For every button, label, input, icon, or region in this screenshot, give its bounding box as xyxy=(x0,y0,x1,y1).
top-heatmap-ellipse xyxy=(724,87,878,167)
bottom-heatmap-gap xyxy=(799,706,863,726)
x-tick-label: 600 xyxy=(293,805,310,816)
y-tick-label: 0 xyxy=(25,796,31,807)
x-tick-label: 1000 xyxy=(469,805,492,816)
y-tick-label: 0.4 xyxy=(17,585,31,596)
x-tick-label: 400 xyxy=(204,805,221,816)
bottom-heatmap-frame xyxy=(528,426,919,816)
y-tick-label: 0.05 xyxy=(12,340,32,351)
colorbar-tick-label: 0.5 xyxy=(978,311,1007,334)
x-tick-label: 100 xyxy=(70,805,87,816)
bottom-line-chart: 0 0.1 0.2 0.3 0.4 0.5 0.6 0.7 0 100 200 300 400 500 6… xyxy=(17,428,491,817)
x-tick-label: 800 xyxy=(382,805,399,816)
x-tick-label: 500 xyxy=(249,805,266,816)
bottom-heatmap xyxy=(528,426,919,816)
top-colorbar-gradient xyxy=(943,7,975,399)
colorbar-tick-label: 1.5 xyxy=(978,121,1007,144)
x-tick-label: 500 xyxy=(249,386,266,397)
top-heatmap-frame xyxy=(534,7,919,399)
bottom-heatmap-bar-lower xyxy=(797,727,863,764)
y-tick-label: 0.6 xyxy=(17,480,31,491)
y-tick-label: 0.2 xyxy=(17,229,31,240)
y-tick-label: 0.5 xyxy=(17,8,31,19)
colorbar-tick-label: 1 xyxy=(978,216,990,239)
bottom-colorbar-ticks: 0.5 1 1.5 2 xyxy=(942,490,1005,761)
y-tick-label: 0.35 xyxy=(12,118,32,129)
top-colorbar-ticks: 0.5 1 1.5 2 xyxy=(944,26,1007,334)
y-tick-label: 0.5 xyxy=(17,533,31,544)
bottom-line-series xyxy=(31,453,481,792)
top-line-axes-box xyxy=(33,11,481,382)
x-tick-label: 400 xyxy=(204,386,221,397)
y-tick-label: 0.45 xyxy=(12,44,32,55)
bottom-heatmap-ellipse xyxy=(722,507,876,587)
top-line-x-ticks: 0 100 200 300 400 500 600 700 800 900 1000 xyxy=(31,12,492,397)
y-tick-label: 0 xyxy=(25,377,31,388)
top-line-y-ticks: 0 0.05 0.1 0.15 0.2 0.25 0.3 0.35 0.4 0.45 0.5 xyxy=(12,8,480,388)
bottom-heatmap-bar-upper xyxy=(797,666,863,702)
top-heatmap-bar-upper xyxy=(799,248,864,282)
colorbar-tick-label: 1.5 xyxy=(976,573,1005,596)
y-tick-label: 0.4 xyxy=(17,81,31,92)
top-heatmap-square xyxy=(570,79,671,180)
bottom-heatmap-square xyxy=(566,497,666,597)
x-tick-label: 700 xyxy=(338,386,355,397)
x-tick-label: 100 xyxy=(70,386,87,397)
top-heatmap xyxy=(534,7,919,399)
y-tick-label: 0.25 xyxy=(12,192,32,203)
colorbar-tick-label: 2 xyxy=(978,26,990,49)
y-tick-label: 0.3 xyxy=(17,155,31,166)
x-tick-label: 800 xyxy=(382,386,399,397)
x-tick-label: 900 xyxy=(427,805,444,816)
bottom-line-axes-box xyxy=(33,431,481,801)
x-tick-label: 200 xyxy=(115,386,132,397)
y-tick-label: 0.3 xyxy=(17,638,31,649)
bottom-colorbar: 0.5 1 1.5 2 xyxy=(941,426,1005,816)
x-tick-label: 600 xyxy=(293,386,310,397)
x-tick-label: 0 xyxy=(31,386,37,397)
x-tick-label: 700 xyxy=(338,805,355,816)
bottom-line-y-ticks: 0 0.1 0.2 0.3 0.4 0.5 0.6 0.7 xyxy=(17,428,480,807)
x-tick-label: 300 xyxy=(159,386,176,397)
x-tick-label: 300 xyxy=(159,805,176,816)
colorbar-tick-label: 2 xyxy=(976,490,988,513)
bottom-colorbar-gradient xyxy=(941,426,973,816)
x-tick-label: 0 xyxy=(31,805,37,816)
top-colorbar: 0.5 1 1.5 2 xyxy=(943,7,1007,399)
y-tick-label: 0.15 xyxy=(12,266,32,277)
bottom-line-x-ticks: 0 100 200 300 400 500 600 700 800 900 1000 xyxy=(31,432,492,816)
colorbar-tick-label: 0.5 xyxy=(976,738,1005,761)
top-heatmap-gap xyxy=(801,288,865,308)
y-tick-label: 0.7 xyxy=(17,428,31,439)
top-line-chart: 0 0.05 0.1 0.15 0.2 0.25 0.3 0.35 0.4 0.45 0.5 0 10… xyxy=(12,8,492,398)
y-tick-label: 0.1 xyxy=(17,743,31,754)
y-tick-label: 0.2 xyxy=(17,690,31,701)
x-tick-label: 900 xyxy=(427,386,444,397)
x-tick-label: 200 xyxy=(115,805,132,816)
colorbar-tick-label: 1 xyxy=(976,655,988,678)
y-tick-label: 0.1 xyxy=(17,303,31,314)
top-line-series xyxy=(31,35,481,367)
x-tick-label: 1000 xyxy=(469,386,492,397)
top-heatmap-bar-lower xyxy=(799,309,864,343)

====

**Problem description**
Copy out the whole listing above, every line, with nothing changed.

**Exercise result**
For every button, label, input, icon, or region in this screenshot, give its bounding box as xyxy=(x0,y0,x1,y1).
top-heatmap-ellipse xyxy=(724,87,878,167)
bottom-heatmap-gap xyxy=(799,706,863,726)
x-tick-label: 600 xyxy=(293,805,310,816)
y-tick-label: 0 xyxy=(25,796,31,807)
x-tick-label: 1000 xyxy=(469,805,492,816)
y-tick-label: 0.4 xyxy=(17,585,31,596)
x-tick-label: 400 xyxy=(204,805,221,816)
bottom-heatmap-frame xyxy=(528,426,919,816)
y-tick-label: 0.05 xyxy=(12,340,32,351)
colorbar-tick-label: 0.5 xyxy=(978,311,1007,334)
x-tick-label: 100 xyxy=(70,805,87,816)
bottom-line-chart: 0 0.1 0.2 0.3 0.4 0.5 0.6 0.7 0 100 200 300 400 500 6… xyxy=(17,428,491,817)
x-tick-label: 800 xyxy=(382,805,399,816)
x-tick-label: 500 xyxy=(249,805,266,816)
bottom-heatmap xyxy=(528,426,919,816)
top-colorbar-gradient xyxy=(943,7,975,399)
colorbar-tick-label: 1.5 xyxy=(978,121,1007,144)
x-tick-label: 500 xyxy=(249,386,266,397)
top-heatmap-frame xyxy=(534,7,919,399)
bottom-heatmap-bar-lower xyxy=(797,727,863,764)
y-tick-label: 0.6 xyxy=(17,480,31,491)
y-tick-label: 0.2 xyxy=(17,229,31,240)
y-tick-label: 0.5 xyxy=(17,8,31,19)
colorbar-tick-label: 1 xyxy=(978,216,990,239)
bottom-colorbar-ticks: 0.5 1 1.5 2 xyxy=(942,490,1005,761)
y-tick-label: 0.35 xyxy=(12,118,32,129)
top-colorbar-ticks: 0.5 1 1.5 2 xyxy=(944,26,1007,334)
y-tick-label: 0.5 xyxy=(17,533,31,544)
bottom-line-series xyxy=(31,453,481,792)
top-line-axes-box xyxy=(33,11,481,382)
x-tick-label: 400 xyxy=(204,386,221,397)
y-tick-label: 0.45 xyxy=(12,44,32,55)
bottom-heatmap-ellipse xyxy=(722,507,876,587)
top-line-x-ticks: 0 100 200 300 400 500 600 700 800 900 1000 xyxy=(31,12,492,397)
y-tick-label: 0 xyxy=(25,377,31,388)
top-line-y-ticks: 0 0.05 0.1 0.15 0.2 0.25 0.3 0.35 0.4 0.45 0.5 xyxy=(12,8,480,388)
bottom-heatmap-bar-upper xyxy=(797,666,863,702)
top-heatmap-bar-upper xyxy=(799,248,864,282)
colorbar-tick-label: 1.5 xyxy=(976,573,1005,596)
y-tick-label: 0.4 xyxy=(17,81,31,92)
top-heatmap-square xyxy=(570,79,671,180)
bottom-heatmap-square xyxy=(566,497,666,597)
x-tick-label: 700 xyxy=(338,386,355,397)
x-tick-label: 100 xyxy=(70,386,87,397)
top-heatmap xyxy=(534,7,919,399)
y-tick-label: 0.25 xyxy=(12,192,32,203)
colorbar-tick-label: 2 xyxy=(978,26,990,49)
y-tick-label: 0.3 xyxy=(17,155,31,166)
x-tick-label: 800 xyxy=(382,386,399,397)
x-tick-label: 900 xyxy=(427,805,444,816)
bottom-line-axes-box xyxy=(33,431,481,801)
x-tick-label: 200 xyxy=(115,386,132,397)
y-tick-label: 0.3 xyxy=(17,638,31,649)
bottom-colorbar: 0.5 1 1.5 2 xyxy=(941,426,1005,816)
x-tick-label: 600 xyxy=(293,386,310,397)
x-tick-label: 0 xyxy=(31,386,37,397)
x-tick-label: 700 xyxy=(338,805,355,816)
bottom-line-y-ticks: 0 0.1 0.2 0.3 0.4 0.5 0.6 0.7 xyxy=(17,428,480,807)
x-tick-label: 300 xyxy=(159,386,176,397)
x-tick-label: 300 xyxy=(159,805,176,816)
colorbar-tick-label: 2 xyxy=(976,490,988,513)
bottom-colorbar-gradient xyxy=(941,426,973,816)
x-tick-label: 0 xyxy=(31,805,37,816)
top-colorbar: 0.5 1 1.5 2 xyxy=(943,7,1007,399)
y-tick-label: 0.15 xyxy=(12,266,32,277)
bottom-line-x-ticks: 0 100 200 300 400 500 600 700 800 900 1000 xyxy=(31,432,492,816)
colorbar-tick-label: 0.5 xyxy=(976,738,1005,761)
top-heatmap-gap xyxy=(801,288,865,308)
y-tick-label: 0.7 xyxy=(17,428,31,439)
top-line-chart: 0 0.05 0.1 0.15 0.2 0.25 0.3 0.35 0.4 0.45 0.5 0 10… xyxy=(12,8,492,398)
y-tick-label: 0.1 xyxy=(17,743,31,754)
y-tick-label: 0.2 xyxy=(17,690,31,701)
x-tick-label: 900 xyxy=(427,386,444,397)
x-tick-label: 200 xyxy=(115,805,132,816)
colorbar-tick-label: 1 xyxy=(976,655,988,678)
y-tick-label: 0.1 xyxy=(17,303,31,314)
top-line-series xyxy=(31,35,481,367)
x-tick-label: 1000 xyxy=(469,386,492,397)
top-heatmap-bar-lower xyxy=(799,309,864,343)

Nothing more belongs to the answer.